> [WRITTEN TASK]: Copy the lines holding the word "Huber", all of them.

** START GIVEN ENTRIES **

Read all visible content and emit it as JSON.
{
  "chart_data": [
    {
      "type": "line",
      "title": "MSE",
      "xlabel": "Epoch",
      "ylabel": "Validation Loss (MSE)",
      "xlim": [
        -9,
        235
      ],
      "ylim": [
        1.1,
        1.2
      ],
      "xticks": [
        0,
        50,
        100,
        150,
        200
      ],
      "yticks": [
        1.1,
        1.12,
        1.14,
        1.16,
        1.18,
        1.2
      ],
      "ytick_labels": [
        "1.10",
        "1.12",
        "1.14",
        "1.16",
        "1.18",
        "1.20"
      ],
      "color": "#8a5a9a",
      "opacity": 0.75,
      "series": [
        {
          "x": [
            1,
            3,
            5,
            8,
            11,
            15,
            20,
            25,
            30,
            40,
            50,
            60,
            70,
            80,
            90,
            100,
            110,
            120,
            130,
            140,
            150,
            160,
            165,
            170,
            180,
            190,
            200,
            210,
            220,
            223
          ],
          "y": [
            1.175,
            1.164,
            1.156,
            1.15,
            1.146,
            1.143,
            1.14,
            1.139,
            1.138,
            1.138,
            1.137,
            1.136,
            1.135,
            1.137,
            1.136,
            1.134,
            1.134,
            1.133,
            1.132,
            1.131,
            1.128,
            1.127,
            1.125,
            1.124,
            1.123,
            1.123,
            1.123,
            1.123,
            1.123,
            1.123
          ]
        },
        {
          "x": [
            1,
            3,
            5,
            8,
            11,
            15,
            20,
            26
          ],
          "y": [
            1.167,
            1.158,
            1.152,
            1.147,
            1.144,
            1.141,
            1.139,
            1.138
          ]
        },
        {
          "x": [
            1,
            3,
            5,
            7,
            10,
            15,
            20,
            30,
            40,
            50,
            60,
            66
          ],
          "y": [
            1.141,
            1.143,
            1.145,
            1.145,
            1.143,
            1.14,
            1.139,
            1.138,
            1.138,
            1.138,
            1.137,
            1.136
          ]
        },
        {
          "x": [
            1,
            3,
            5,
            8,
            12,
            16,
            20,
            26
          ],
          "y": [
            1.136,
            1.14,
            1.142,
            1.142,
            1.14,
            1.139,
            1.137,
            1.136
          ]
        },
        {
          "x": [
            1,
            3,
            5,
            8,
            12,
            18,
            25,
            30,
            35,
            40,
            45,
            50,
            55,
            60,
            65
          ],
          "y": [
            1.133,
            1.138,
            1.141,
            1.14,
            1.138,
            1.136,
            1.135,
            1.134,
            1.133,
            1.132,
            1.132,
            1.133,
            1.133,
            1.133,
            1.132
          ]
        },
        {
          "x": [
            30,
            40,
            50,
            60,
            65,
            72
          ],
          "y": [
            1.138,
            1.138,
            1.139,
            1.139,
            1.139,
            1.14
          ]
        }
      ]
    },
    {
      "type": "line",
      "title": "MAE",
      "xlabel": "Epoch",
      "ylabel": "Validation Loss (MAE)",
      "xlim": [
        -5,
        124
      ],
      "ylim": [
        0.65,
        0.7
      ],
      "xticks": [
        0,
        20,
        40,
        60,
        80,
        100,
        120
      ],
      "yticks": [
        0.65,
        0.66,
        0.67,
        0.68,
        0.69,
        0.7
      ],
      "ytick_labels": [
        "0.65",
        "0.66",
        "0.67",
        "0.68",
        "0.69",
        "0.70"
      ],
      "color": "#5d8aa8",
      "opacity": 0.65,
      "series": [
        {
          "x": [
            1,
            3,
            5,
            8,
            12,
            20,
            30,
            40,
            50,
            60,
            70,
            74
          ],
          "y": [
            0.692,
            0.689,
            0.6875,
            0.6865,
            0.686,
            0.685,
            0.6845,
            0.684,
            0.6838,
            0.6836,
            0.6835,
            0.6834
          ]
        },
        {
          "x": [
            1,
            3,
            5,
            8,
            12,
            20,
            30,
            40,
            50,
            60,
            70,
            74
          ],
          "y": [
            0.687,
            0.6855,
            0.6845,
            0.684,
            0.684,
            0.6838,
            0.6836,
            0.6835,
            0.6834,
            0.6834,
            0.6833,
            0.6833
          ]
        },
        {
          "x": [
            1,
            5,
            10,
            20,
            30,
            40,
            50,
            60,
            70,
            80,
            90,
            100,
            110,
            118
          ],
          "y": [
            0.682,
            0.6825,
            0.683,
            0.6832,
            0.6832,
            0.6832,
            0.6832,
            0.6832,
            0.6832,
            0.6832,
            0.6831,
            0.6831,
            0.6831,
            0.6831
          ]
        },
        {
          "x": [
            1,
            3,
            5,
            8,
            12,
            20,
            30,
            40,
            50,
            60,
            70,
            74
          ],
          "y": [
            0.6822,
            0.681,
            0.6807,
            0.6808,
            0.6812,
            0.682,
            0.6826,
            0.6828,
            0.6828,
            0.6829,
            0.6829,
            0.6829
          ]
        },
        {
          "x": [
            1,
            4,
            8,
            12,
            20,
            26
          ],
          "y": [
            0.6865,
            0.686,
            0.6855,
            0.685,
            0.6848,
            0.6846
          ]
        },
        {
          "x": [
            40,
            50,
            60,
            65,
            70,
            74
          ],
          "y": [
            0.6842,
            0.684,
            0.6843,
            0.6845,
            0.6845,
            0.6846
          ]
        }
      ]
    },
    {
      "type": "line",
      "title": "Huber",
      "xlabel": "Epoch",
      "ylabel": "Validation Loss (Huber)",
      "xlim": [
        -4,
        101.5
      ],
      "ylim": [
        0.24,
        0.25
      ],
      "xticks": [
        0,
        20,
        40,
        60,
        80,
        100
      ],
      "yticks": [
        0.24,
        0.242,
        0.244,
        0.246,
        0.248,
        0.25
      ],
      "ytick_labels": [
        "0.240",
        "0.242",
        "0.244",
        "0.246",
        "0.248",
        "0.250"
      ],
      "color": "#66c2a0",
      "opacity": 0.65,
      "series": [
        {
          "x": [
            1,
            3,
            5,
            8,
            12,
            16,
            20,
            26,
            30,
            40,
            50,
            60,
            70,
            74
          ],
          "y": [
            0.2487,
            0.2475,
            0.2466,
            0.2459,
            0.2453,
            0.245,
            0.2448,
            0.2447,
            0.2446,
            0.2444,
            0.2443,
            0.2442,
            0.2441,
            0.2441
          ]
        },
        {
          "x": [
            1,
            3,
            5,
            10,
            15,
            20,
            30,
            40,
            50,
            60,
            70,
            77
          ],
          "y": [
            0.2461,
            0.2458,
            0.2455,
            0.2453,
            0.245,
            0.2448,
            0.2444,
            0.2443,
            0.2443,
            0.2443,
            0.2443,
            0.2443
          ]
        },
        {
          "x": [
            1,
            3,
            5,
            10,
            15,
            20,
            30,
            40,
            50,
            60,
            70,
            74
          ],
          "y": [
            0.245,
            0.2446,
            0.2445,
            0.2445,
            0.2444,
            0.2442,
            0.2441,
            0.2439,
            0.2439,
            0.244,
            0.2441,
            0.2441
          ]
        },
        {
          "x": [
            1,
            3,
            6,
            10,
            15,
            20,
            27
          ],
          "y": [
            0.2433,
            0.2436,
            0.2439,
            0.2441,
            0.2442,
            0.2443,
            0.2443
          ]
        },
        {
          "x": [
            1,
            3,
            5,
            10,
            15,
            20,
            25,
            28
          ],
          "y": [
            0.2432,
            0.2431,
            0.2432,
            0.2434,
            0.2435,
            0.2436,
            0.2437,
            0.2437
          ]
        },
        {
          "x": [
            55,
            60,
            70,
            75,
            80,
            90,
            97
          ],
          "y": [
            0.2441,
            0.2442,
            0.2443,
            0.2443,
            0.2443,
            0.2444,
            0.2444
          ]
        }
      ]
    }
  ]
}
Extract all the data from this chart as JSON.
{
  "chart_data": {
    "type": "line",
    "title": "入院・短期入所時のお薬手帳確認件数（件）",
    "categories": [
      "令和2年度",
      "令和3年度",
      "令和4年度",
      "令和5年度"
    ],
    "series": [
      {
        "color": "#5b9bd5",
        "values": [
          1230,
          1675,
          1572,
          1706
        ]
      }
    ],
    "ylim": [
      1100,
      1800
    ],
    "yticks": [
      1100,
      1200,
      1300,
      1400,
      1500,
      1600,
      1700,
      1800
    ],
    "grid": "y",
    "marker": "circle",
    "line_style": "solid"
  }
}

** END GIVEN ENTRIES **

> [ANSWER TO THE PROBLEM]:
      "title": "Huber",
      "ylabel": "Validation Loss (Huber)",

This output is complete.